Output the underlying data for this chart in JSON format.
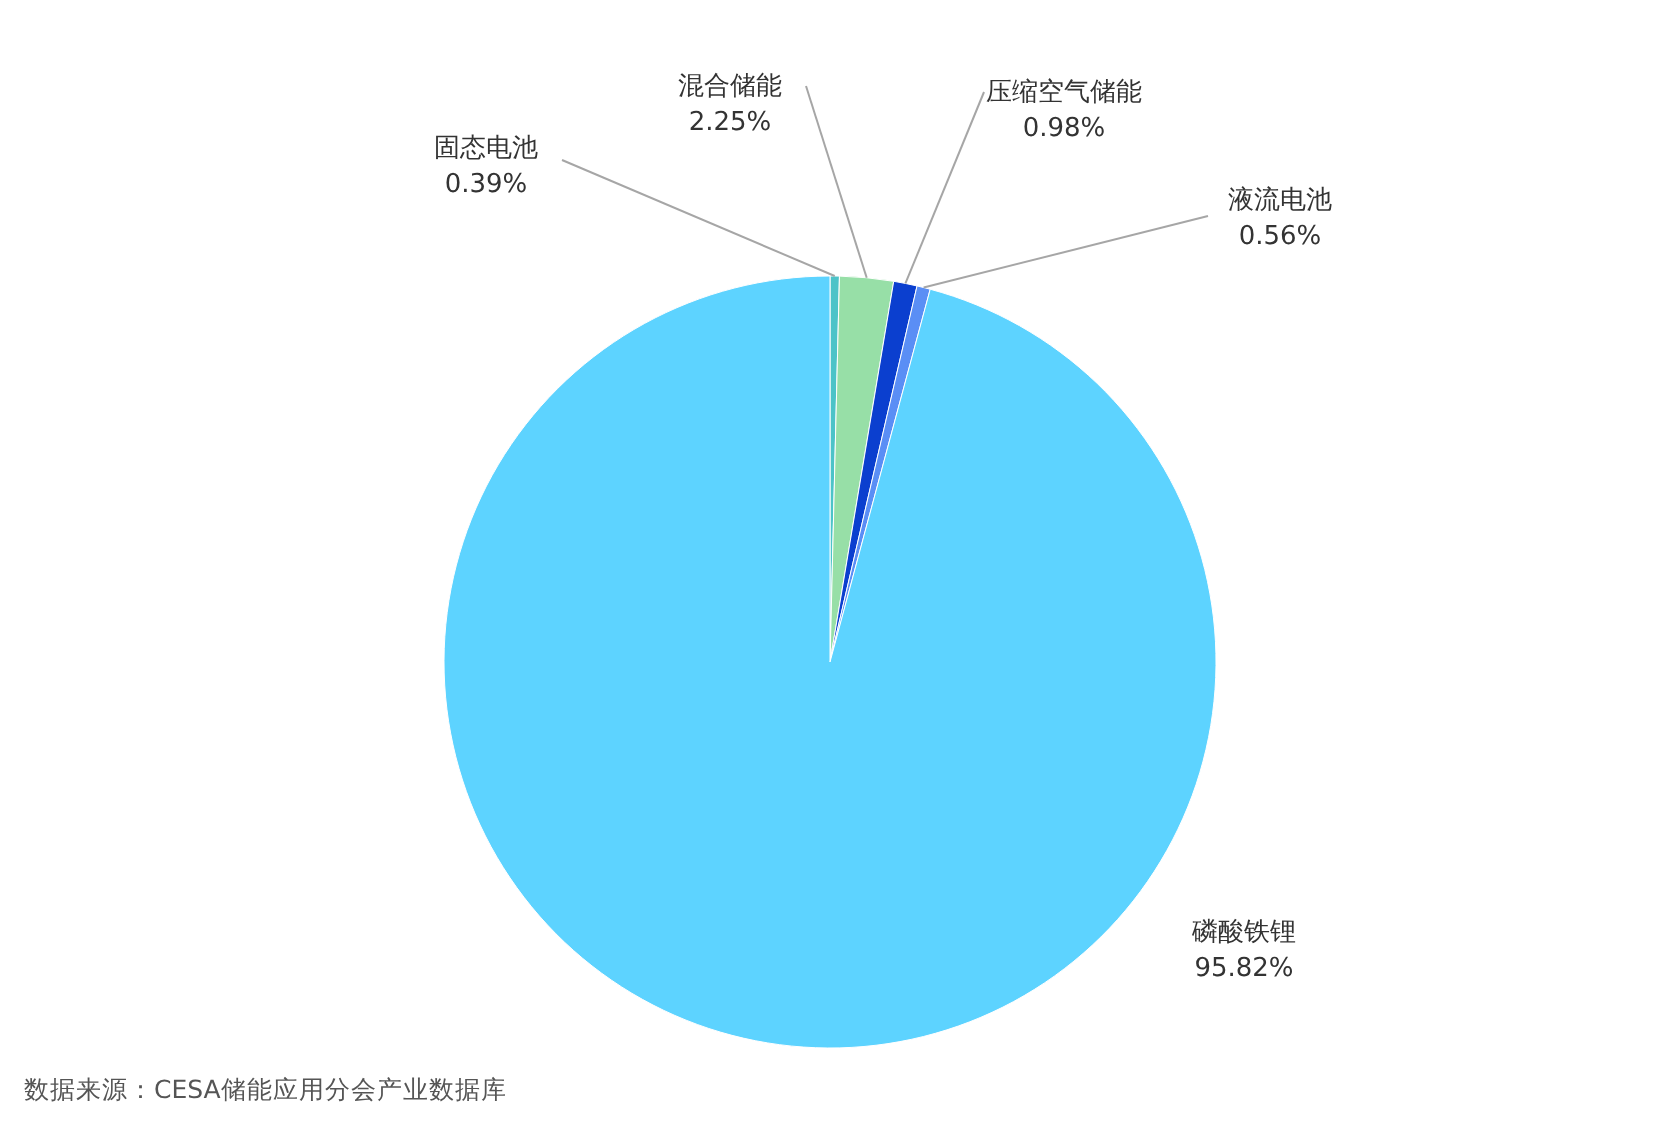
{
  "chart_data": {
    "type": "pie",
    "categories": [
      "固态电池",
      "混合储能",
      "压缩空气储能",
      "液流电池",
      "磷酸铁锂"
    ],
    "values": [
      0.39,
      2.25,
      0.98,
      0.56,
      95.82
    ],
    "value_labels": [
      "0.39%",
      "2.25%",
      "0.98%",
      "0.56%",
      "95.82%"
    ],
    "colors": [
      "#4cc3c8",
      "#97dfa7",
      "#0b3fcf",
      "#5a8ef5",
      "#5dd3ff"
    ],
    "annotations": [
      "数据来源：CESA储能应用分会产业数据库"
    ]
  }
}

◆ EXERCISE DIRECTIONS
Output each line exactly; omit every picture.

◆ RIGHT ANSWER
Output the underlying data for this chart in JSON format.
{
  "chart_data": {
    "type": "pie",
    "categories": [
      "固态电池",
      "混合储能",
      "压缩空气储能",
      "液流电池",
      "磷酸铁锂"
    ],
    "values": [
      0.39,
      2.25,
      0.98,
      0.56,
      95.82
    ],
    "value_labels": [
      "0.39%",
      "2.25%",
      "0.98%",
      "0.56%",
      "95.82%"
    ],
    "colors": [
      "#4cc3c8",
      "#97dfa7",
      "#0b3fcf",
      "#5a8ef5",
      "#5dd3ff"
    ],
    "annotations": [
      "数据来源：CESA储能应用分会产业数据库"
    ]
  }
}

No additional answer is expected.